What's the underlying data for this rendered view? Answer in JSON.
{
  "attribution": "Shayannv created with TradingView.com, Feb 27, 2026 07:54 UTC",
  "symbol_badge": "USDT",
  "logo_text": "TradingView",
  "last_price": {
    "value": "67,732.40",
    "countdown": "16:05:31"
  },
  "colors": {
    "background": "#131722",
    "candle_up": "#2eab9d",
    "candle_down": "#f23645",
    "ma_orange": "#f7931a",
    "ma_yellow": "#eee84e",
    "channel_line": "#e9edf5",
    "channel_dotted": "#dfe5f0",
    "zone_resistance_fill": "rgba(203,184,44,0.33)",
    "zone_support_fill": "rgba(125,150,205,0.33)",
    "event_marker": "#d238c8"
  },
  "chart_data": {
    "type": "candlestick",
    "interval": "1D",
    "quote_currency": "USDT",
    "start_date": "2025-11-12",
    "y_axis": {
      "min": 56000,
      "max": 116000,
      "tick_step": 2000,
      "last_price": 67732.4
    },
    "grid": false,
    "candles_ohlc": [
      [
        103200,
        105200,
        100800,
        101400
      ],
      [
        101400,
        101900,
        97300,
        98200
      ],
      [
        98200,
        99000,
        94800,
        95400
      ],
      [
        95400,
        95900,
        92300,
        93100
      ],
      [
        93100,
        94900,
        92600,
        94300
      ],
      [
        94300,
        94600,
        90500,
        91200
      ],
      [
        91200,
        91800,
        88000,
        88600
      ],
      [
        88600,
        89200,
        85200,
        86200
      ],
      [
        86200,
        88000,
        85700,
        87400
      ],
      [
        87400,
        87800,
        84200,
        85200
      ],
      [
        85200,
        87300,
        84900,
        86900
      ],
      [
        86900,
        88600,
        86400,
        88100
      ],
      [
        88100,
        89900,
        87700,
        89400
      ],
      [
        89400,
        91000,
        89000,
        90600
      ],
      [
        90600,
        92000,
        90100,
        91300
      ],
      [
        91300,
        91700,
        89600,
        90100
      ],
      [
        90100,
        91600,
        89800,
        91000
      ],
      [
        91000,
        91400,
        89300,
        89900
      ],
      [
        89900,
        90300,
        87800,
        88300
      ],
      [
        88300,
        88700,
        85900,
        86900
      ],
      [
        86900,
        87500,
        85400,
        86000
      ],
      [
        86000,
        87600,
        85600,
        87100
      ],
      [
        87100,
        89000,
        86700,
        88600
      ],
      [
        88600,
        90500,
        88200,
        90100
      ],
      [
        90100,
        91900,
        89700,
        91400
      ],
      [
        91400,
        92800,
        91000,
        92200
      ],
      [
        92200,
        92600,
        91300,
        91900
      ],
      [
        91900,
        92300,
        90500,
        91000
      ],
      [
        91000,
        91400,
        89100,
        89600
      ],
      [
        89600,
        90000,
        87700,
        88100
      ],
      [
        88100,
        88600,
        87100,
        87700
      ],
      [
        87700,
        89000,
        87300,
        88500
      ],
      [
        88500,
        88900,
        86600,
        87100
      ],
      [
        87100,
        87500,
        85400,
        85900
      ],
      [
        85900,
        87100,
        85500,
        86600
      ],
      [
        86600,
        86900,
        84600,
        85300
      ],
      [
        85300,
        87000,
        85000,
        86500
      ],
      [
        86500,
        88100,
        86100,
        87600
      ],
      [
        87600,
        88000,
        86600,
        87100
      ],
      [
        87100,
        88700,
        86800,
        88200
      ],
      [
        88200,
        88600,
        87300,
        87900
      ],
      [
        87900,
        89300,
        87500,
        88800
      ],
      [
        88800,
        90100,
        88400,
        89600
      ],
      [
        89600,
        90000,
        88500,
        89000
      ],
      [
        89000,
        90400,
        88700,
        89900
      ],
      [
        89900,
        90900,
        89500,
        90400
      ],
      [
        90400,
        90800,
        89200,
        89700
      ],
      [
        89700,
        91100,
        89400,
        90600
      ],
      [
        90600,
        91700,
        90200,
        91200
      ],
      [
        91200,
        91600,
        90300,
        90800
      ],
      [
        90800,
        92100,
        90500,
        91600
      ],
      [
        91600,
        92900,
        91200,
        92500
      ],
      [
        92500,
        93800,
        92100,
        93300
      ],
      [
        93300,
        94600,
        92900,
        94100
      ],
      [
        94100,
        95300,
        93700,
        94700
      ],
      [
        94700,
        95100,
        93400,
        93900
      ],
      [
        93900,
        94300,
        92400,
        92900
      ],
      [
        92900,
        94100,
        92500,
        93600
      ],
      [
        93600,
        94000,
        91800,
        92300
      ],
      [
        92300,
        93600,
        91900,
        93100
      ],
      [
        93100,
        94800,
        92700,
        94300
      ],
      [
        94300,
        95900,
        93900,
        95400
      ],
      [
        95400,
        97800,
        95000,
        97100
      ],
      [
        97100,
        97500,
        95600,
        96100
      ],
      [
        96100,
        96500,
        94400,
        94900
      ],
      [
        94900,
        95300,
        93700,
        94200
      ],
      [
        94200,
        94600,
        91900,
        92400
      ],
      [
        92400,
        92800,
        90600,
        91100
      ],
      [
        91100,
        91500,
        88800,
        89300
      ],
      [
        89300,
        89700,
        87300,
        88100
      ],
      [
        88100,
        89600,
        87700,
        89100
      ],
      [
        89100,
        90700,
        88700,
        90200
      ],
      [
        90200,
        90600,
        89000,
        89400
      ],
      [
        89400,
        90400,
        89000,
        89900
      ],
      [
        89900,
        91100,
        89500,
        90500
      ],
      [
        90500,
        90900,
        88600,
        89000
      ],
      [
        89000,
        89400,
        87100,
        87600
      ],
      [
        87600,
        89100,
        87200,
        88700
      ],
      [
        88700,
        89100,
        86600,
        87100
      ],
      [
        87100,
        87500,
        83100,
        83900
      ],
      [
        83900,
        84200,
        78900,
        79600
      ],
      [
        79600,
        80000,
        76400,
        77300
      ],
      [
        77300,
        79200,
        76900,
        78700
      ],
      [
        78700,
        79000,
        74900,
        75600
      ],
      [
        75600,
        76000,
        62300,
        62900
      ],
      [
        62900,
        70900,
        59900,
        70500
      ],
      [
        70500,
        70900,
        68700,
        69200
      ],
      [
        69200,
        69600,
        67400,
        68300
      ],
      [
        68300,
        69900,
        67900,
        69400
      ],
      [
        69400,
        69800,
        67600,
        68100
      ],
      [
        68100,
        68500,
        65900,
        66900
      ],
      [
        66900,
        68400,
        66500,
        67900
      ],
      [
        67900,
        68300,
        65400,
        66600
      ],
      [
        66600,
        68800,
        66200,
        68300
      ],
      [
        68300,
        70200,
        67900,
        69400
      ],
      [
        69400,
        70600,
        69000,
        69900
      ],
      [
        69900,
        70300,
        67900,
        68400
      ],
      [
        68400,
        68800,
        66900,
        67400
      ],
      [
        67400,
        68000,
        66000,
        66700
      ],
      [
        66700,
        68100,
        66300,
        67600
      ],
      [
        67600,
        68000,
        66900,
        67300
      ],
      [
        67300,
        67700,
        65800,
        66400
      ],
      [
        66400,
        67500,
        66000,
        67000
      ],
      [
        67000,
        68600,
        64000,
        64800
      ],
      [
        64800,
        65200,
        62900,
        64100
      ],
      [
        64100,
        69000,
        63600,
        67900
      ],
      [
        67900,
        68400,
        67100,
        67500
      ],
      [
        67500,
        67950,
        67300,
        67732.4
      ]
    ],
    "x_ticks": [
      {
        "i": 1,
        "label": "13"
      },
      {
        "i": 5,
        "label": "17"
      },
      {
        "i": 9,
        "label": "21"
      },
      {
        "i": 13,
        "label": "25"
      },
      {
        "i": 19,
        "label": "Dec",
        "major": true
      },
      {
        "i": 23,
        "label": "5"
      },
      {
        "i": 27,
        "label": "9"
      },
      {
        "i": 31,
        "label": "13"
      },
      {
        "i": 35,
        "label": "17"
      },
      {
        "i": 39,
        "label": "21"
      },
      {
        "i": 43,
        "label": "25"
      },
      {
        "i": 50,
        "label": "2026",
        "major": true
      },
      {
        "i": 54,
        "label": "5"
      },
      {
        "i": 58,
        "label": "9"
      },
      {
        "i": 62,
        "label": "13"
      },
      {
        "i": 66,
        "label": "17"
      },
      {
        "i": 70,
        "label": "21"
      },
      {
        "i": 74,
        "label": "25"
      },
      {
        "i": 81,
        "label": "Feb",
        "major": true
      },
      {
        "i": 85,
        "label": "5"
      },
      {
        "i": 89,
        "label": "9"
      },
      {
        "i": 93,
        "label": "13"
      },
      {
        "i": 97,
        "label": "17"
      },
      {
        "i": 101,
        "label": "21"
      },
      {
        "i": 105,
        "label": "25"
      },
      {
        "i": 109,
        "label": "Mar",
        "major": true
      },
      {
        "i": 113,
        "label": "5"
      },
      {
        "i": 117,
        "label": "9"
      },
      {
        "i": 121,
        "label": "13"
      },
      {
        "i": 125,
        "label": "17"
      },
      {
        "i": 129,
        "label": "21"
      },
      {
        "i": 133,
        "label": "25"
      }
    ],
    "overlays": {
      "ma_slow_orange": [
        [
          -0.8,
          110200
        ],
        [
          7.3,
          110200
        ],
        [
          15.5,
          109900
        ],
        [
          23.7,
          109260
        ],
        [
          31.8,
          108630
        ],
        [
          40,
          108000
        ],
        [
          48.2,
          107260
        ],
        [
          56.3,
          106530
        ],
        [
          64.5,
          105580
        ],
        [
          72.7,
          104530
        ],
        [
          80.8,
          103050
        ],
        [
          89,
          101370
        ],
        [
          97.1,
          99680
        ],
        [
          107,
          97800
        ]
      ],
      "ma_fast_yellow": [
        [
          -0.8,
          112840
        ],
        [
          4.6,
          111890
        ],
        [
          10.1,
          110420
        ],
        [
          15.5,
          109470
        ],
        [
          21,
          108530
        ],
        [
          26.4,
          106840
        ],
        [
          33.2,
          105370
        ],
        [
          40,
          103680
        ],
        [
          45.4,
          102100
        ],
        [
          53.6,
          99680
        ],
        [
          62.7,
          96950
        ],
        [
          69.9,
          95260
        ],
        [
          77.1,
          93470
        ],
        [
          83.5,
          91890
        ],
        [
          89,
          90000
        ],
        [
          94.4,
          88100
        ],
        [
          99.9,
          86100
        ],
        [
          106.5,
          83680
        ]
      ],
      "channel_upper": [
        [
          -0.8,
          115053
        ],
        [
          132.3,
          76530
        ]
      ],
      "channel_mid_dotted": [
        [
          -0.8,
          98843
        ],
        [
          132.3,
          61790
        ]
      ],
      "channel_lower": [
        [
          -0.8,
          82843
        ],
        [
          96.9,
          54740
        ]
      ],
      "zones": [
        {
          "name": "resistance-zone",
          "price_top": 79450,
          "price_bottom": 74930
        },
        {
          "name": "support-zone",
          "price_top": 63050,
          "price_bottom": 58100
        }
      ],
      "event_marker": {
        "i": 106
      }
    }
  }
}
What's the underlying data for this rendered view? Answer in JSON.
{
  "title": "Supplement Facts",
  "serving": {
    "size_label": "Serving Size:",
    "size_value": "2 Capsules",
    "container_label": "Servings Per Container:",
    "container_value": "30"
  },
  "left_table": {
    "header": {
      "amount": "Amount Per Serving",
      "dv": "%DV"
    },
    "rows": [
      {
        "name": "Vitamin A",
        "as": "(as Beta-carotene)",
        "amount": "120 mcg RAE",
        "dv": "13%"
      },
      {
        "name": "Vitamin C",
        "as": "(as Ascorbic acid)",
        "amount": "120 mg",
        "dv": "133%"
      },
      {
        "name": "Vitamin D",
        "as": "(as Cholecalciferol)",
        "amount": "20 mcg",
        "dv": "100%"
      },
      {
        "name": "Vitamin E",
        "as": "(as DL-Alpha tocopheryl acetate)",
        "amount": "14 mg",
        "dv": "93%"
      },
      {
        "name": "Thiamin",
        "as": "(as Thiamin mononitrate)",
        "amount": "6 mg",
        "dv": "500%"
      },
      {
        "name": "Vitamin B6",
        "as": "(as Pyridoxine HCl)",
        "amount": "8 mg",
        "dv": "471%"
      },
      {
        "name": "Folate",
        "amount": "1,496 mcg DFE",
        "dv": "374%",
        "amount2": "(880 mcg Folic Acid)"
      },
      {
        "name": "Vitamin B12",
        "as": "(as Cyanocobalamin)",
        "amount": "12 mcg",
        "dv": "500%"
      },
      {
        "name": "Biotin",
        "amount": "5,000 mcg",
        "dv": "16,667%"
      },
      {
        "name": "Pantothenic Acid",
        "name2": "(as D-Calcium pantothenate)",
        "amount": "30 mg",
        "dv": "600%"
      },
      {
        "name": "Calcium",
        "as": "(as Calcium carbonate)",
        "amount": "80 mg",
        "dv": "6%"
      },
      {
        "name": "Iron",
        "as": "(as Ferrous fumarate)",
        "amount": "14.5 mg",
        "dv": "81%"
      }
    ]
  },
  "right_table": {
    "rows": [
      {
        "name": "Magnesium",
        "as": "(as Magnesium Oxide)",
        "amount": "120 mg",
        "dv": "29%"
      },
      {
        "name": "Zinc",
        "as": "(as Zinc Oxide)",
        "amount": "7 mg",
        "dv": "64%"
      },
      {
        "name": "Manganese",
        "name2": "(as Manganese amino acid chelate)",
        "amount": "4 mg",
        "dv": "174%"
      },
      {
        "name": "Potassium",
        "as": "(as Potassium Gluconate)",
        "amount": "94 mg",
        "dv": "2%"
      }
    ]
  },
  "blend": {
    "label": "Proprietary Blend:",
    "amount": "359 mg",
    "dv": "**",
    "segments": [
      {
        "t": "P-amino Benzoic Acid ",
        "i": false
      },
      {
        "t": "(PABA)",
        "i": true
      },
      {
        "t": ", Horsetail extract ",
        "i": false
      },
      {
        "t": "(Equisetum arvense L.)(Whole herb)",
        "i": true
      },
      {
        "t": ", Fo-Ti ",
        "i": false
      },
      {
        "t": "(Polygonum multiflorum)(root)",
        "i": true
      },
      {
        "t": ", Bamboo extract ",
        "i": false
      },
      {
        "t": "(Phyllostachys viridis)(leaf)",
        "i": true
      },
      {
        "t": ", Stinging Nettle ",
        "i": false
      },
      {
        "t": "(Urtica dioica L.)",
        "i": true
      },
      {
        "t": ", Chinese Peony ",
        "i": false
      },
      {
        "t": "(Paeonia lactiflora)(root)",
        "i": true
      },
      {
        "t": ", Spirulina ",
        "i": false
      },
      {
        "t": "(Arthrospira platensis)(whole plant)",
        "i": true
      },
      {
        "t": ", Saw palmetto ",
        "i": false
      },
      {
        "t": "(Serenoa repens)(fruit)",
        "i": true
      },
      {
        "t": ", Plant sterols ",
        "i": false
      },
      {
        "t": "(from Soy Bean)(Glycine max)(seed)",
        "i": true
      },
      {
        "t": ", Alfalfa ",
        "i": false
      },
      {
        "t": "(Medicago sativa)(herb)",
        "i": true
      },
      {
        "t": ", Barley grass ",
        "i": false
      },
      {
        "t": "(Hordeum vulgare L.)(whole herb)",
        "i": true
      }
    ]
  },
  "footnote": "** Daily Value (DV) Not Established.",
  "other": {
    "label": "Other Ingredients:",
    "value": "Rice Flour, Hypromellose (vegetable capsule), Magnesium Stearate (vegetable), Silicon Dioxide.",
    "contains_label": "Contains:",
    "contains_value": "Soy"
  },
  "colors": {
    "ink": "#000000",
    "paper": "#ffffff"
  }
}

*****

== WORK TO DO ==
Determine the number of lines containing "Magnesium". Write only that number.

== WRITTEN REPLY ==
3